EXERCISE DESCRIPTION
Go through the listing beneath this task and return every line that carries the string "nearest".

DATASET RECORDS
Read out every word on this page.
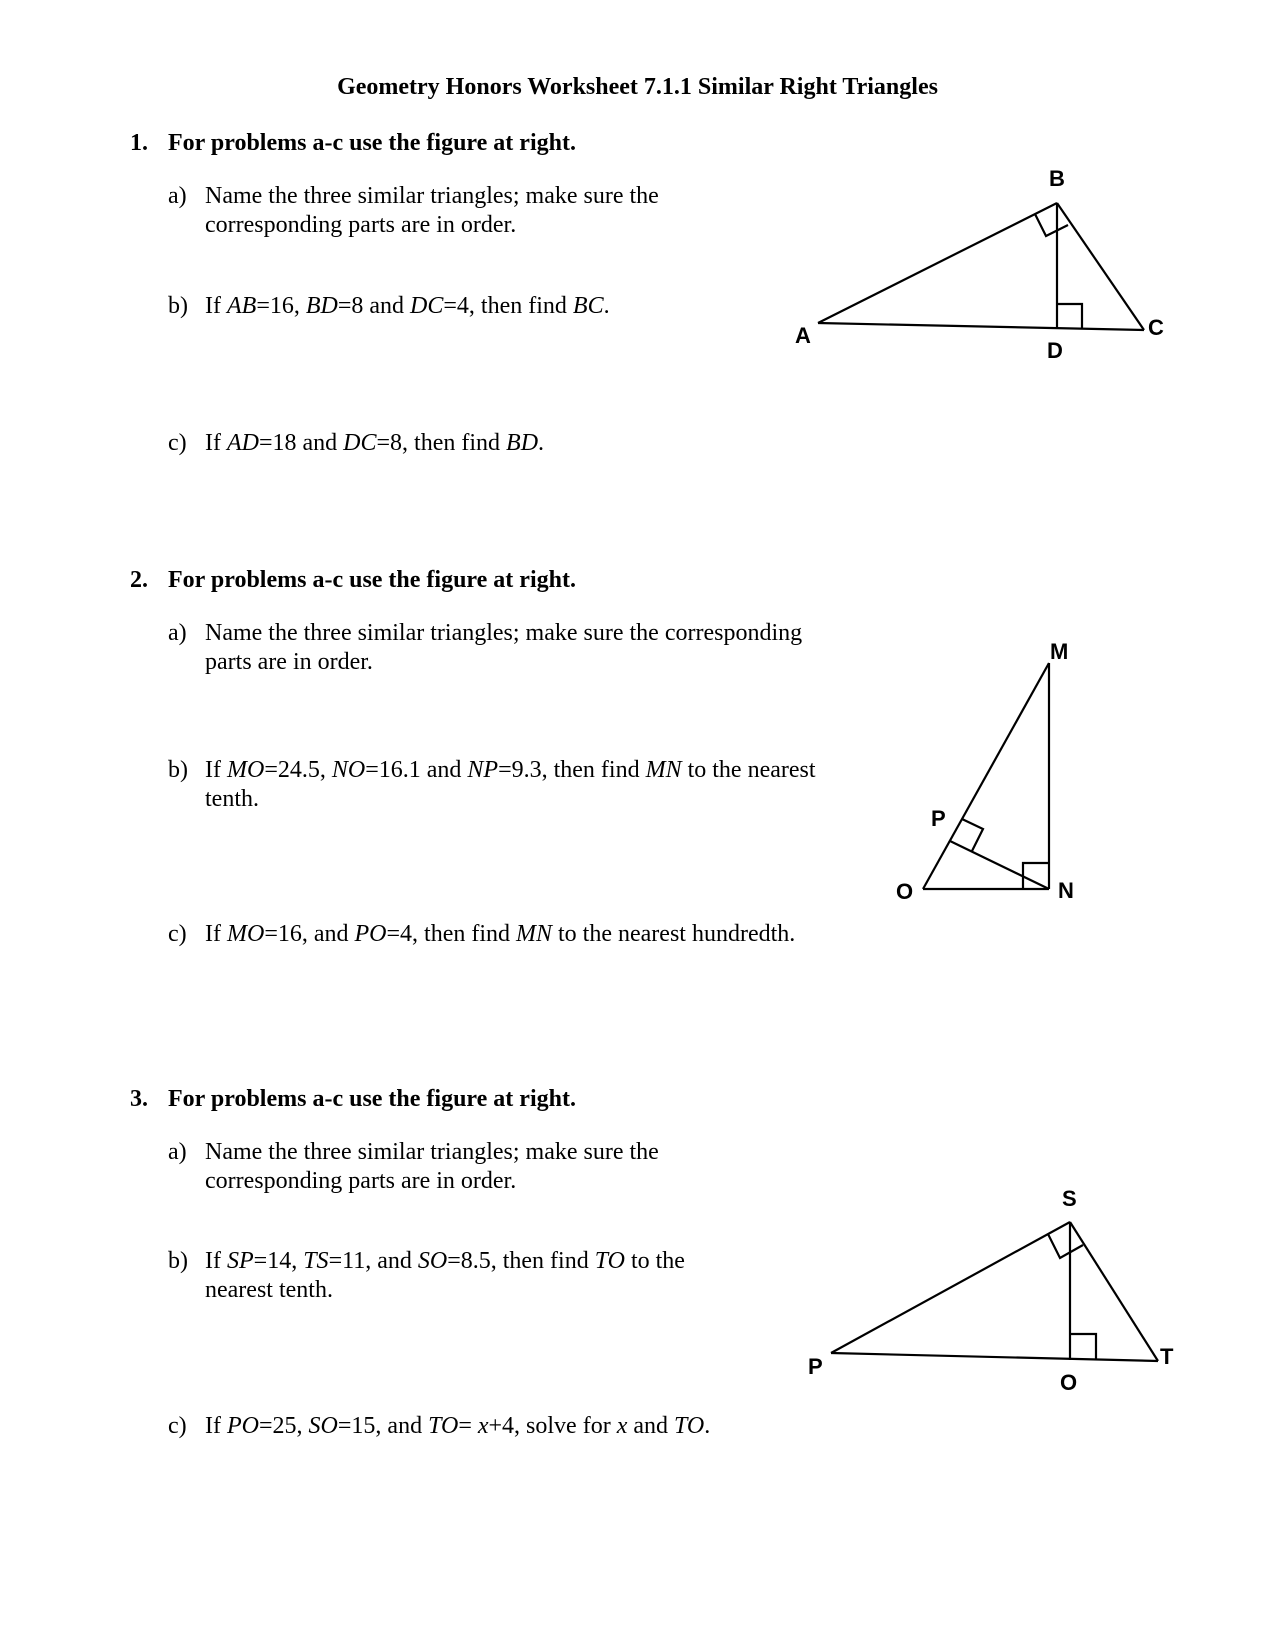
Geometry Honors Worksheet 7.1.1 Similar Right Triangles
1. For problems a-c use the figure at right.
a) Name the three similar triangles; make sure the
corresponding parts are in order.
b) If AB=16, BD=8 and DC=4, then find BC.
c) If AD=18 and DC=8, then find BD.
2. For problems a-c use the figure at right.
a) Name the three similar triangles; make sure the corresponding
parts are in order.
b) If MO=24.5, NO=16.1 and NP=9.3, then find MN to the nearest
tenth.
c) If MO=16, and PO=4, then find MN to the nearest hundredth.
3. For problems a-c use the figure at right.
a) Name the three similar triangles; make sure the
corresponding parts are in order.
b) If SP=14, TS=11, and SO=8.5, then find TO to the
nearest tenth.
c) If PO=25, SO=15, and TO= x+4, solve for x and TO.
B
A	C
D
M
P
O	N
S
P	T
O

RESPONSE BELOW
b) If MO=24.5, NO=16.1 and NP=9.3, then find MN to the nearest
c) If MO=16, and PO=4, then find MN to the nearest hundredth.
nearest tenth.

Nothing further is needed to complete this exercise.